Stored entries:
Begin

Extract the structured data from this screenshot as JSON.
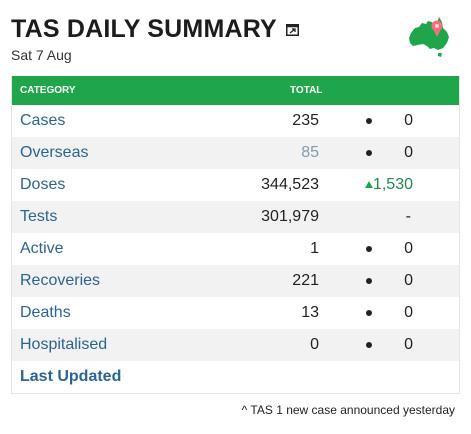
{
  "header": {
    "title": "TAS DAILY SUMMARY",
    "date": "Sat 7 Aug"
  },
  "icons": {
    "popout": "external-window-icon",
    "map": "australia-map-icon",
    "map_color": "#1fa64a",
    "pin_color": "#f07080"
  },
  "table": {
    "col_category": "CATEGORY",
    "col_total": "TOTAL",
    "header_color": "#1fa64a",
    "rows": [
      {
        "category": "Cases",
        "total": "235",
        "indicator": "dot",
        "change": "0"
      },
      {
        "category": "Overseas",
        "total": "85",
        "indicator": "dot",
        "change": "0"
      },
      {
        "category": "Doses",
        "total": "344,523",
        "indicator": "up-arrow",
        "change": "1,530"
      },
      {
        "category": "Tests",
        "total": "301,979",
        "indicator": "none",
        "change": "-"
      },
      {
        "category": "Active",
        "total": "1",
        "indicator": "dot",
        "change": "0"
      },
      {
        "category": "Recoveries",
        "total": "221",
        "indicator": "dot",
        "change": "0"
      },
      {
        "category": "Deaths",
        "total": "13",
        "indicator": "dot",
        "change": "0"
      },
      {
        "category": "Hospitalised",
        "total": "0",
        "indicator": "dot",
        "change": "0"
      }
    ],
    "last_updated_label": "Last Updated"
  },
  "footnote": "^ TAS 1 new case announced yesterday"
}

End

◆ Written instruction
Copy out all of the material exactly as written, without its pictures.

◆ Written solution
Extract the structured data from this screenshot as JSON.
{
  "header": {
    "title": "TAS DAILY SUMMARY",
    "date": "Sat 7 Aug"
  },
  "icons": {
    "popout": "external-window-icon",
    "map": "australia-map-icon",
    "map_color": "#1fa64a",
    "pin_color": "#f07080"
  },
  "table": {
    "col_category": "CATEGORY",
    "col_total": "TOTAL",
    "header_color": "#1fa64a",
    "rows": [
      {
        "category": "Cases",
        "total": "235",
        "indicator": "dot",
        "change": "0"
      },
      {
        "category": "Overseas",
        "total": "85",
        "indicator": "dot",
        "change": "0"
      },
      {
        "category": "Doses",
        "total": "344,523",
        "indicator": "up-arrow",
        "change": "1,530"
      },
      {
        "category": "Tests",
        "total": "301,979",
        "indicator": "none",
        "change": "-"
      },
      {
        "category": "Active",
        "total": "1",
        "indicator": "dot",
        "change": "0"
      },
      {
        "category": "Recoveries",
        "total": "221",
        "indicator": "dot",
        "change": "0"
      },
      {
        "category": "Deaths",
        "total": "13",
        "indicator": "dot",
        "change": "0"
      },
      {
        "category": "Hospitalised",
        "total": "0",
        "indicator": "dot",
        "change": "0"
      }
    ],
    "last_updated_label": "Last Updated"
  },
  "footnote": "^ TAS 1 new case announced yesterday"
}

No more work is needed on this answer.